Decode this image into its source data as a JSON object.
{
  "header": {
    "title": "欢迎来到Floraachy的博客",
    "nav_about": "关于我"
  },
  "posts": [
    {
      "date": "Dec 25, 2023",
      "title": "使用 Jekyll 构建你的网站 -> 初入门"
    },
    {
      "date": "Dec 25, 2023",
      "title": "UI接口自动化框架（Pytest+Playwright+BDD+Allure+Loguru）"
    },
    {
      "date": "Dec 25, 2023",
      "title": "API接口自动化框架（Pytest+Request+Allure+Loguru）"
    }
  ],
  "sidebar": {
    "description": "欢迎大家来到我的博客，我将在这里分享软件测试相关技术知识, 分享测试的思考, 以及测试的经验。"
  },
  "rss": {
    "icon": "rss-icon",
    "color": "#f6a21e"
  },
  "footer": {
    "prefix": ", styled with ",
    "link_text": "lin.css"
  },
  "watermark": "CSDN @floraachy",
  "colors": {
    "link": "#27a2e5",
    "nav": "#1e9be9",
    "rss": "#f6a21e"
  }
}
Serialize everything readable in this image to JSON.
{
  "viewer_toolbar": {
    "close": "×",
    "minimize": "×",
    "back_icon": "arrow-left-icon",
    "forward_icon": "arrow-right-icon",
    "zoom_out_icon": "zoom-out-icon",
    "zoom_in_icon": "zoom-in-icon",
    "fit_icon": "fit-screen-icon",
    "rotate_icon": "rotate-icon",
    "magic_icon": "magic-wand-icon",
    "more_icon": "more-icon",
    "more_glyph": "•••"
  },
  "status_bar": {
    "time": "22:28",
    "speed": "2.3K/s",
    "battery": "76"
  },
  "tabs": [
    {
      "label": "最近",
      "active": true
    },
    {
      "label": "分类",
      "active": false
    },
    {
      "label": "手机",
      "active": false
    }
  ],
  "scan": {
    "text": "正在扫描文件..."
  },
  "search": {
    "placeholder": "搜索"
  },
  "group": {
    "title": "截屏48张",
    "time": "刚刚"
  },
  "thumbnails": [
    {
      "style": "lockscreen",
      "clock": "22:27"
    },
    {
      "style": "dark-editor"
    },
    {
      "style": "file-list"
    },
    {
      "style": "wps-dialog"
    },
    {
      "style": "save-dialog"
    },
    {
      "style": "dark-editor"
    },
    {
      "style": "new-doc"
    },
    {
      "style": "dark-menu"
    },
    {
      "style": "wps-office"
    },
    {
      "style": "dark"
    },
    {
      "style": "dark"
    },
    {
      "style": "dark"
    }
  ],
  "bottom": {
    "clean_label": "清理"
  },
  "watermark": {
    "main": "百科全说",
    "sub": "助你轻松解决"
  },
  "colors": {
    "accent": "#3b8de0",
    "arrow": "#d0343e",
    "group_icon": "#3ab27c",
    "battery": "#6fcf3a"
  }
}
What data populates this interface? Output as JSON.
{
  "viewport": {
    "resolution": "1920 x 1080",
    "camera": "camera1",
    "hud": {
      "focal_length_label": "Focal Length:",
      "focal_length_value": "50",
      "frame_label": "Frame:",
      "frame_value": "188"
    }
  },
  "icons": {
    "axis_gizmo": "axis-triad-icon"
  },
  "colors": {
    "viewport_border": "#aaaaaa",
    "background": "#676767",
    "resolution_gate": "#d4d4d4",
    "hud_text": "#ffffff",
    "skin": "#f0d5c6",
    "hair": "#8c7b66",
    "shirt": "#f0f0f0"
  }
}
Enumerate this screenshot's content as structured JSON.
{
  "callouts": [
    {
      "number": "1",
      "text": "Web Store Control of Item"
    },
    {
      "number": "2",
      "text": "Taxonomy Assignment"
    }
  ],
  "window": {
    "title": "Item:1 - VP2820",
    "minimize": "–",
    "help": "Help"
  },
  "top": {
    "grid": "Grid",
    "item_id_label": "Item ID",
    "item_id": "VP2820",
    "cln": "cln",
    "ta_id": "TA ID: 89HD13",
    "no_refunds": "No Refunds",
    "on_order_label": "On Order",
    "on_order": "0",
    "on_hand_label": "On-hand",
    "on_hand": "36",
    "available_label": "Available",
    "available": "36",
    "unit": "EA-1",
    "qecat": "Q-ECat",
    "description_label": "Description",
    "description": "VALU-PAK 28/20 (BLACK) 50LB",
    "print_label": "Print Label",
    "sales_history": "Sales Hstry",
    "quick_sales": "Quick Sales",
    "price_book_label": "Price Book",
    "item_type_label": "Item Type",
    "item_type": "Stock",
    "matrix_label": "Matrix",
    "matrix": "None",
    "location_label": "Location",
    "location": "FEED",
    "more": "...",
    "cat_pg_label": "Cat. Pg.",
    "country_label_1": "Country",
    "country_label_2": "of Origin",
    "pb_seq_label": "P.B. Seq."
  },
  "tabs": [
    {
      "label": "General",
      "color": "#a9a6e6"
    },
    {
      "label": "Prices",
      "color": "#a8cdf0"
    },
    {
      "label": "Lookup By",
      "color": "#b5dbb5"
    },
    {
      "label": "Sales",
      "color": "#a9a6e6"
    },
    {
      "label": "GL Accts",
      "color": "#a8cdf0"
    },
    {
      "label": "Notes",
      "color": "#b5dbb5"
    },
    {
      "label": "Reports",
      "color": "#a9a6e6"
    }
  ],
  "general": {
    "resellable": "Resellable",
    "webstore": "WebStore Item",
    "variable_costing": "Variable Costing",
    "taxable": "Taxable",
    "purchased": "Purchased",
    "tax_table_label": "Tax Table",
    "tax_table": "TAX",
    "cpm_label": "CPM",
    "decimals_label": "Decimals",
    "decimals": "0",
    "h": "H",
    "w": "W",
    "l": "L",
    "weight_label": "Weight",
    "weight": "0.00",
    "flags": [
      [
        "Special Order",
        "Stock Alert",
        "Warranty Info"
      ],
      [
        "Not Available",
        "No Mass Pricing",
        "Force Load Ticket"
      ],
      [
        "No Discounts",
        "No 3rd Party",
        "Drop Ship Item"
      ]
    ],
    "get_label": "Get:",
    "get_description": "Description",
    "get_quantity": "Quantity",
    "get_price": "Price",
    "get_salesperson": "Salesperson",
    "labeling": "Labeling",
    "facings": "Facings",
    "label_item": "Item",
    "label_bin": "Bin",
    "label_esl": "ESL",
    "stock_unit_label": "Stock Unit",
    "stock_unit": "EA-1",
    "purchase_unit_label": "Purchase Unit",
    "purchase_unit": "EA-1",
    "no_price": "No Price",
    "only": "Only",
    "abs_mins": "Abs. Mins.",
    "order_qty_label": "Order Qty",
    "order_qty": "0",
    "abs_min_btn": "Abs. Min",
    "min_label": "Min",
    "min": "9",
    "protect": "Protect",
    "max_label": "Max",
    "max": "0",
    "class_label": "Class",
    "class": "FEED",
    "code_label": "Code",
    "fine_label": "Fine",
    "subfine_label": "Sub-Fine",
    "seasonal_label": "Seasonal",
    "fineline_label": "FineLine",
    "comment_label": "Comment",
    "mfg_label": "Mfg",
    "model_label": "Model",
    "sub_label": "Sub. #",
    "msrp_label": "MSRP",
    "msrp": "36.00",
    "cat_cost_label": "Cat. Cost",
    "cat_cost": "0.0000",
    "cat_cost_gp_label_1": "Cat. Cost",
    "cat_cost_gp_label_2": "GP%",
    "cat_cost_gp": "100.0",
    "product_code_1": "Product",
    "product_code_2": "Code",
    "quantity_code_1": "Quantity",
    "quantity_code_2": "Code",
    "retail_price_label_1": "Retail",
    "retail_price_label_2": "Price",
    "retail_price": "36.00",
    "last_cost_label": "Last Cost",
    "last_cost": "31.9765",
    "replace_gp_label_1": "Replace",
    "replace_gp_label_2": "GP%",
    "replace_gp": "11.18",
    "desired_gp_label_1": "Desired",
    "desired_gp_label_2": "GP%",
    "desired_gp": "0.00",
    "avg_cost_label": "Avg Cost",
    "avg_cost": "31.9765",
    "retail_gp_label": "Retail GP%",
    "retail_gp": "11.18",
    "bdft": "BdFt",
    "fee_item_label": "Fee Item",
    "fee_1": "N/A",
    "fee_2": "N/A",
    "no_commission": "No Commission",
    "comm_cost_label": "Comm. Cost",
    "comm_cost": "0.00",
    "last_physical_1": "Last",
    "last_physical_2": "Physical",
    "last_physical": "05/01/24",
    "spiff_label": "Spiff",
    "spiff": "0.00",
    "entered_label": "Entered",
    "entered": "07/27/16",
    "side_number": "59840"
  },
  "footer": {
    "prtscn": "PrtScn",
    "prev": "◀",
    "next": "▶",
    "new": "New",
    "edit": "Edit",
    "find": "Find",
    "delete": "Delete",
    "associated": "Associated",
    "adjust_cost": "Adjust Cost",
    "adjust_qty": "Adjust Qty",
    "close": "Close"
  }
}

**********

Show every line in the entries where the string "this" occurs.

Decode this image into its source data as a JSON object.
Serialize everything readable in this image to JSON.
What data populates this interface? Output as JSON.
Enumerate this screenshot's content as structured JSON.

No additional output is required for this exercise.